DATA SECTION -
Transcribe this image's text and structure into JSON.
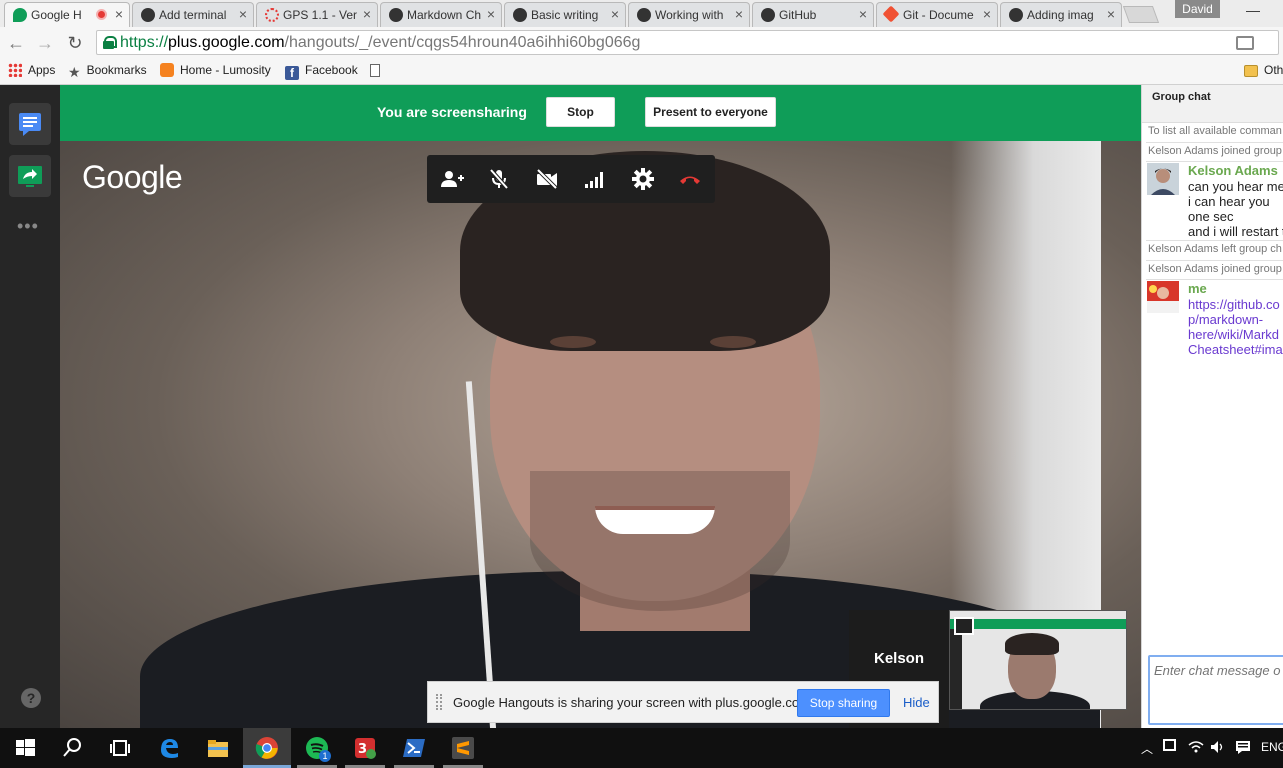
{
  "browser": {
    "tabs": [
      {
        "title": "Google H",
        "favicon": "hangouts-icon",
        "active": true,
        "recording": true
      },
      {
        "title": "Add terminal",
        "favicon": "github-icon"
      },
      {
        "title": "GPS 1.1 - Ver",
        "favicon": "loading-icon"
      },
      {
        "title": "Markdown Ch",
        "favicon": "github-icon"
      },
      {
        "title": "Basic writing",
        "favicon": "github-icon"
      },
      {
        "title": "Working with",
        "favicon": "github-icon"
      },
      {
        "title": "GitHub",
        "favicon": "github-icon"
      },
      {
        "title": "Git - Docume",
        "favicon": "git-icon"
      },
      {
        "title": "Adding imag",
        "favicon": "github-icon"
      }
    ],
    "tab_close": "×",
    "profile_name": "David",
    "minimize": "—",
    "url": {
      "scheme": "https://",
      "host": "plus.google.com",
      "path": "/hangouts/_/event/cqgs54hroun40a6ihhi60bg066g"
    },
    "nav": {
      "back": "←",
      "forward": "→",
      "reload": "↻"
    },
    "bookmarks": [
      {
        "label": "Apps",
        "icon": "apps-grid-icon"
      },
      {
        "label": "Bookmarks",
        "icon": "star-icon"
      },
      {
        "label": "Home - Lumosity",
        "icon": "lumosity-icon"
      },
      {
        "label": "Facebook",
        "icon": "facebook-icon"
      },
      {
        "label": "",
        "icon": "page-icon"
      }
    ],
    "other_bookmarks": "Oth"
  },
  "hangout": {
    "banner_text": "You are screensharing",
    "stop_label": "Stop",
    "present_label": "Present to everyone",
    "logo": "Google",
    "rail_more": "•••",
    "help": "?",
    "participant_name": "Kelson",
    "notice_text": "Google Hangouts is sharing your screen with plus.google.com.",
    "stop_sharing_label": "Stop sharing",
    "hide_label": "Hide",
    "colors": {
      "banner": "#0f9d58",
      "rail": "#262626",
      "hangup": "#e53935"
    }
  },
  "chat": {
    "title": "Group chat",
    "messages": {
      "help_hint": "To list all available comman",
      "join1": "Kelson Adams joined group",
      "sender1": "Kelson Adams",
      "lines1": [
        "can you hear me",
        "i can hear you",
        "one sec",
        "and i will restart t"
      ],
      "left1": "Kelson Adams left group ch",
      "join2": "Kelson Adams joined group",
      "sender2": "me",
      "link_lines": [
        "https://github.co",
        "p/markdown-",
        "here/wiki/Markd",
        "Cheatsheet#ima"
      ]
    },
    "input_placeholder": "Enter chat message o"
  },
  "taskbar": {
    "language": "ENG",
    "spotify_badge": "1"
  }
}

SET PROBLEM -
Output every entry exactly as given; pictures are not part of the copy.

SOLUTION FOR THIS EXERCISE -
Transcribe this image's text and structure into JSON.
{
  "browser": {
    "tabs": [
      {
        "title": "Google H",
        "favicon": "hangouts-icon",
        "active": true,
        "recording": true
      },
      {
        "title": "Add terminal",
        "favicon": "github-icon"
      },
      {
        "title": "GPS 1.1 - Ver",
        "favicon": "loading-icon"
      },
      {
        "title": "Markdown Ch",
        "favicon": "github-icon"
      },
      {
        "title": "Basic writing",
        "favicon": "github-icon"
      },
      {
        "title": "Working with",
        "favicon": "github-icon"
      },
      {
        "title": "GitHub",
        "favicon": "github-icon"
      },
      {
        "title": "Git - Docume",
        "favicon": "git-icon"
      },
      {
        "title": "Adding imag",
        "favicon": "github-icon"
      }
    ],
    "tab_close": "×",
    "profile_name": "David",
    "minimize": "—",
    "url": {
      "scheme": "https://",
      "host": "plus.google.com",
      "path": "/hangouts/_/event/cqgs54hroun40a6ihhi60bg066g"
    },
    "nav": {
      "back": "←",
      "forward": "→",
      "reload": "↻"
    },
    "bookmarks": [
      {
        "label": "Apps",
        "icon": "apps-grid-icon"
      },
      {
        "label": "Bookmarks",
        "icon": "star-icon"
      },
      {
        "label": "Home - Lumosity",
        "icon": "lumosity-icon"
      },
      {
        "label": "Facebook",
        "icon": "facebook-icon"
      },
      {
        "label": "",
        "icon": "page-icon"
      }
    ],
    "other_bookmarks": "Oth"
  },
  "hangout": {
    "banner_text": "You are screensharing",
    "stop_label": "Stop",
    "present_label": "Present to everyone",
    "logo": "Google",
    "rail_more": "•••",
    "help": "?",
    "participant_name": "Kelson",
    "notice_text": "Google Hangouts is sharing your screen with plus.google.com.",
    "stop_sharing_label": "Stop sharing",
    "hide_label": "Hide",
    "colors": {
      "banner": "#0f9d58",
      "rail": "#262626",
      "hangup": "#e53935"
    }
  },
  "chat": {
    "title": "Group chat",
    "messages": {
      "help_hint": "To list all available comman",
      "join1": "Kelson Adams joined group",
      "sender1": "Kelson Adams",
      "lines1": [
        "can you hear me",
        "i can hear you",
        "one sec",
        "and i will restart t"
      ],
      "left1": "Kelson Adams left group ch",
      "join2": "Kelson Adams joined group",
      "sender2": "me",
      "link_lines": [
        "https://github.co",
        "p/markdown-",
        "here/wiki/Markd",
        "Cheatsheet#ima"
      ]
    },
    "input_placeholder": "Enter chat message o"
  },
  "taskbar": {
    "language": "ENG",
    "spotify_badge": "1"
  }
}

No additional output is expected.